INSTRUCTIONS FOR THE TASK
Pull out every line in the data that has the string "DECLUTTER" in it.
## Start
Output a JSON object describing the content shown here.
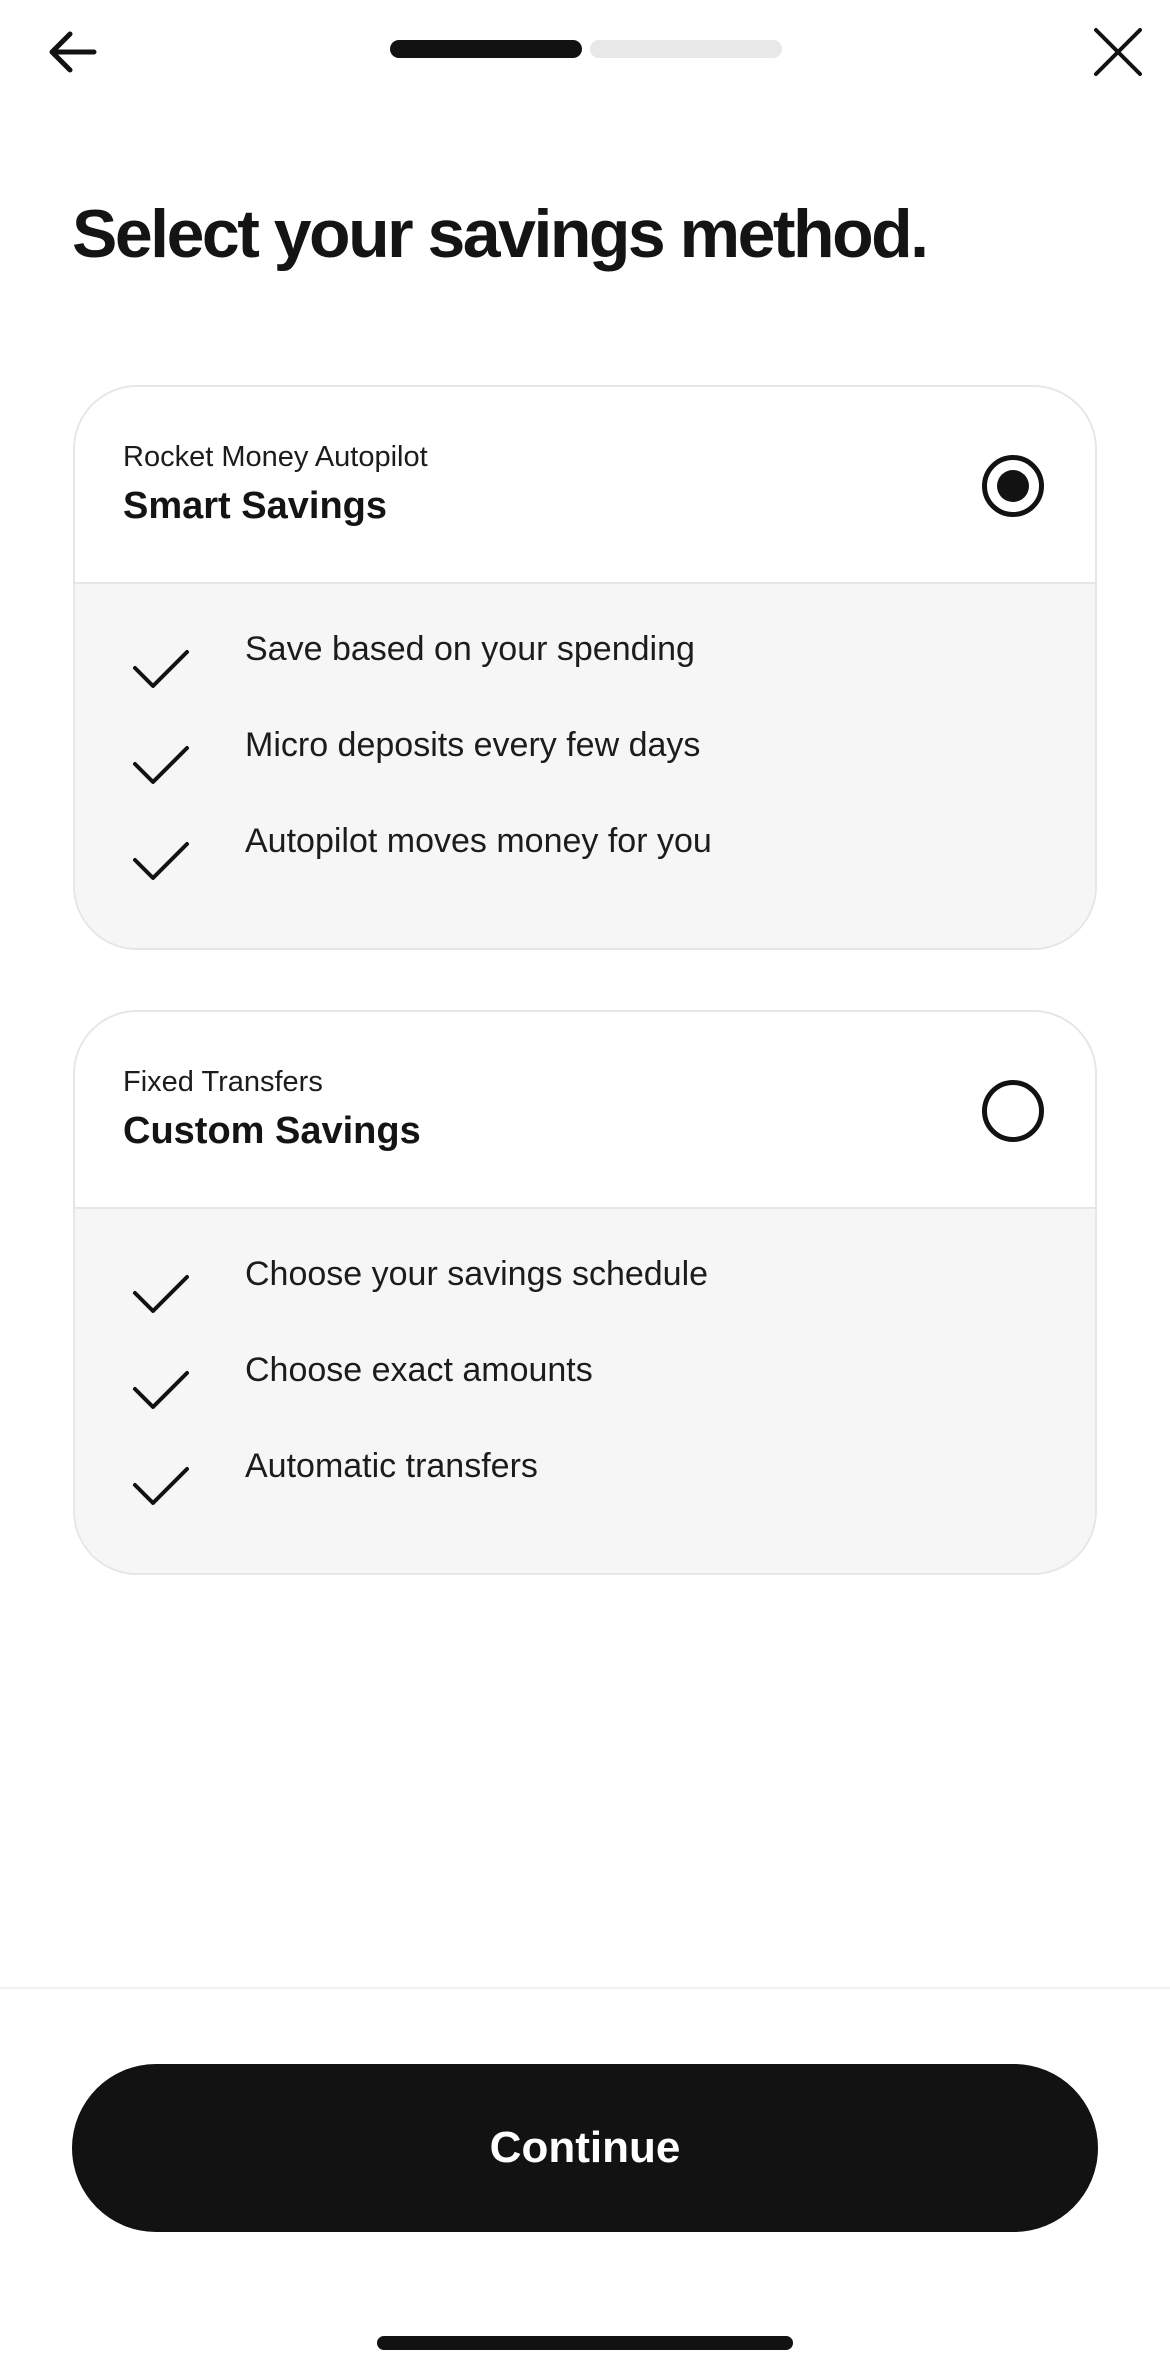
{
  "header": {
    "back_icon": "arrow-left-icon",
    "close_icon": "close-icon",
    "progress": {
      "completed_steps": 1,
      "total_steps": 2
    }
  },
  "title": "Select your savings method.",
  "options": [
    {
      "kicker": "Rocket Money Autopilot",
      "name": "Smart Savings",
      "selected": true,
      "features": [
        "Save based on your spending",
        "Micro deposits every few days",
        "Autopilot moves money for you"
      ]
    },
    {
      "kicker": "Fixed Transfers",
      "name": "Custom Savings",
      "selected": false,
      "features": [
        "Choose your savings schedule",
        "Choose exact amounts",
        "Automatic transfers"
      ]
    }
  ],
  "footer": {
    "continue_label": "Continue"
  },
  "colors": {
    "primary": "#121212",
    "card_border": "#e6e6e6",
    "card_body": "#f6f6f6",
    "progress_track": "#e8e8e8"
  }
}
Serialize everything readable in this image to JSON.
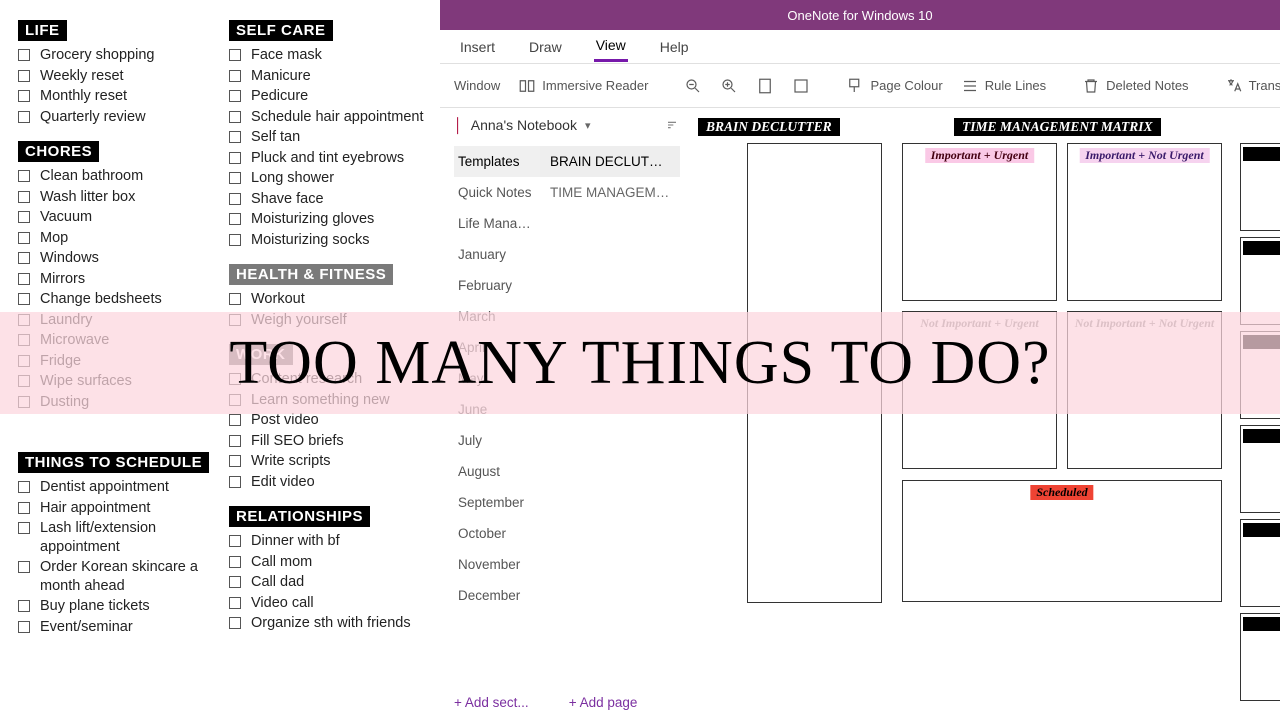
{
  "app_title": "OneNote for Windows 10",
  "overlay_text": "TOO MANY THINGS TO DO?",
  "tabs": {
    "insert": "Insert",
    "draw": "Draw",
    "view": "View",
    "help": "Help"
  },
  "ribbon": {
    "window": "Window",
    "immersive": "Immersive Reader",
    "pagecolour": "Page Colour",
    "rulelines": "Rule Lines",
    "deleted": "Deleted Notes",
    "translate": "Translat"
  },
  "notebook_name": "Anna's Notebook",
  "sections": [
    "Templates",
    "Quick Notes",
    "Life Manag...",
    "January",
    "February",
    "March",
    "April",
    "May",
    "June",
    "July",
    "August",
    "September",
    "October",
    "November",
    "December"
  ],
  "add_section": "Add sect...",
  "pages": [
    "BRAIN DECLUTTER",
    "TIME MANAGEME..."
  ],
  "add_page": "Add page",
  "page_labels": {
    "brain": "BRAIN DECLUTTER",
    "matrix": "TIME MANAGEMENT MATRIX"
  },
  "matrix_quadrants": {
    "q1": "Important + Urgent",
    "q2": "Important + Not Urgent",
    "q3": "Not Important + Urgent",
    "q4": "Not Important + Not Urgent",
    "scheduled": "Scheduled"
  },
  "checklist": {
    "life": {
      "heading": "LIFE",
      "items": [
        "Grocery shopping",
        "Weekly reset",
        "Monthly reset",
        "Quarterly review"
      ]
    },
    "chores": {
      "heading": "CHORES",
      "items": [
        "Clean bathroom",
        "Wash litter box",
        "Vacuum",
        "Mop",
        "Windows",
        "Mirrors",
        "Change bedsheets",
        "Laundry",
        "Microwave",
        "Fridge",
        "Wipe surfaces",
        "Dusting"
      ]
    },
    "schedule": {
      "heading": "THINGS TO SCHEDULE",
      "items": [
        "Dentist appointment",
        "Hair appointment",
        "Lash lift/extension appointment",
        "Order Korean skincare a month ahead",
        "Buy plane tickets",
        "Event/seminar"
      ]
    },
    "selfcare": {
      "heading": "SELF CARE",
      "items": [
        "Face mask",
        "Manicure",
        "Pedicure",
        "Schedule hair appointment",
        "Self tan",
        "Pluck and tint eyebrows",
        "Long shower",
        "Shave face",
        "Moisturizing gloves",
        "Moisturizing socks"
      ]
    },
    "health": {
      "heading": "HEALTH & FITNESS",
      "items": [
        "Workout",
        "Weigh yourself"
      ]
    },
    "work": {
      "heading": "WORK",
      "items": [
        "Content research",
        "Learn something new",
        "Post video",
        "Fill SEO briefs",
        "Write scripts",
        "Edit video"
      ]
    },
    "relationships": {
      "heading": "RELATIONSHIPS",
      "items": [
        "Dinner with bf",
        "Call mom",
        "Call dad",
        "Video call",
        "Organize sth with friends"
      ]
    }
  }
}
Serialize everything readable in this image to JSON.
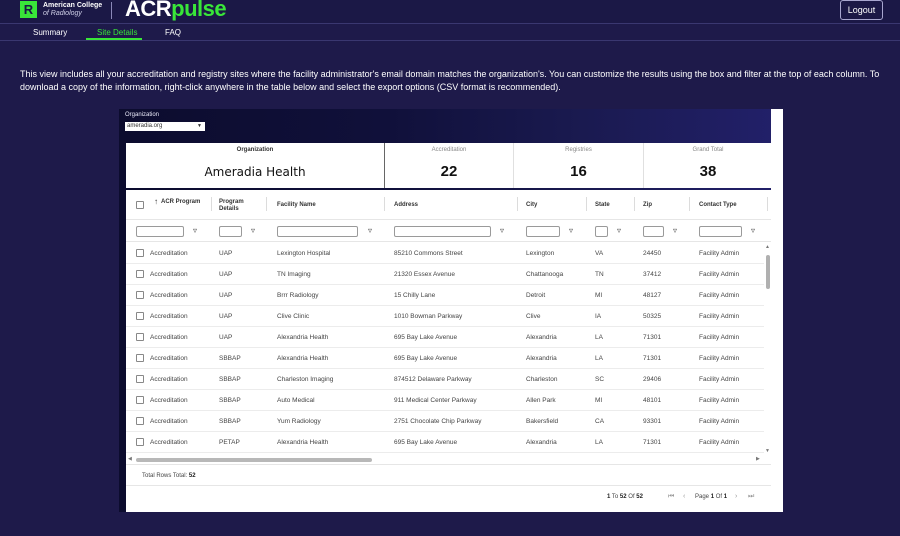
{
  "header": {
    "logo_letter": "R",
    "org_name_line1": "American College",
    "org_name_line2": "of Radiology",
    "brand_acr": "ACR",
    "brand_pulse": "pulse",
    "logout_label": "Logout"
  },
  "nav": {
    "tabs": [
      {
        "label": "Summary",
        "active": false
      },
      {
        "label": "Site Details",
        "active": true
      },
      {
        "label": "FAQ",
        "active": false
      }
    ]
  },
  "intro_text": "This view includes all your accreditation and registry sites where the facility administrator's email domain matches the organization's. You can customize the results using the box and filter at the top of each column. To download a copy of the information, right-click anywhere in the table below and select the export options (CSV format is recommended).",
  "report": {
    "org_filter_label": "Organization",
    "org_filter_value": "ameradia.org",
    "cards": {
      "organization_label": "Organization",
      "organization_value": "Ameradia Health",
      "accreditation_label": "Accreditation",
      "accreditation_value": "22",
      "registries_label": "Registries",
      "registries_value": "16",
      "grand_total_label": "Grand Total",
      "grand_total_value": "38"
    },
    "columns": {
      "acr_program": "ACR Program",
      "program_details": "Program Details",
      "facility_name": "Facility Name",
      "address": "Address",
      "city": "City",
      "state": "State",
      "zip": "Zip",
      "contact_type": "Contact Type"
    },
    "rows": [
      {
        "program": "Accreditation",
        "details": "UAP",
        "facility": "Lexington Hospital",
        "address": "85210 Commons Street",
        "city": "Lexington",
        "state": "VA",
        "zip": "24450",
        "contact": "Facility Admin"
      },
      {
        "program": "Accreditation",
        "details": "UAP",
        "facility": "TN Imaging",
        "address": "21320 Essex Avenue",
        "city": "Chattanooga",
        "state": "TN",
        "zip": "37412",
        "contact": "Facility Admin"
      },
      {
        "program": "Accreditation",
        "details": "UAP",
        "facility": "Brrr Radiology",
        "address": "15 Chilly Lane",
        "city": "Detroit",
        "state": "MI",
        "zip": "48127",
        "contact": "Facility Admin"
      },
      {
        "program": "Accreditation",
        "details": "UAP",
        "facility": "Clive Clinic",
        "address": "1010 Bowman Parkway",
        "city": "Clive",
        "state": "IA",
        "zip": "50325",
        "contact": "Facility Admin"
      },
      {
        "program": "Accreditation",
        "details": "UAP",
        "facility": "Alexandria Health",
        "address": "695 Bay Lake Avenue",
        "city": "Alexandria",
        "state": "LA",
        "zip": "71301",
        "contact": "Facility Admin"
      },
      {
        "program": "Accreditation",
        "details": "SBBAP",
        "facility": "Alexandria Health",
        "address": "695 Bay Lake Avenue",
        "city": "Alexandria",
        "state": "LA",
        "zip": "71301",
        "contact": "Facility Admin"
      },
      {
        "program": "Accreditation",
        "details": "SBBAP",
        "facility": "Charleston Imaging",
        "address": "874512 Delaware Parkway",
        "city": "Charleston",
        "state": "SC",
        "zip": "29406",
        "contact": "Facility Admin"
      },
      {
        "program": "Accreditation",
        "details": "SBBAP",
        "facility": "Auto Medical",
        "address": "911 Medical Center Parkway",
        "city": "Allen Park",
        "state": "MI",
        "zip": "48101",
        "contact": "Facility Admin"
      },
      {
        "program": "Accreditation",
        "details": "SBBAP",
        "facility": "Yum Radiology",
        "address": "2751 Chocolate Chip Parkway",
        "city": "Bakersfield",
        "state": "CA",
        "zip": "93301",
        "contact": "Facility Admin"
      },
      {
        "program": "Accreditation",
        "details": "PETAP",
        "facility": "Alexandria Health",
        "address": "695 Bay Lake Avenue",
        "city": "Alexandria",
        "state": "LA",
        "zip": "71301",
        "contact": "Facility Admin"
      }
    ],
    "footer": {
      "total_label": "Total Rows Total:",
      "total_value": "52",
      "range_start": "1",
      "range_to": "To",
      "range_end": "52",
      "range_of": "Of",
      "range_total": "52",
      "page_label": "Page",
      "page_current": "1",
      "page_of": "Of",
      "page_total": "1"
    },
    "icons": {
      "filter": "filter-icon",
      "sort": "sort-ascending-icon",
      "first": "first-page-icon",
      "prev": "previous-page-icon",
      "next": "next-page-icon",
      "last": "last-page-icon"
    }
  },
  "colors": {
    "background": "#1e1a4a",
    "accent": "#39e639"
  }
}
## End
EXERCISE RESPONSE
    "BRAIN DECLUTTER",
    "brain": "BRAIN DECLUTTER",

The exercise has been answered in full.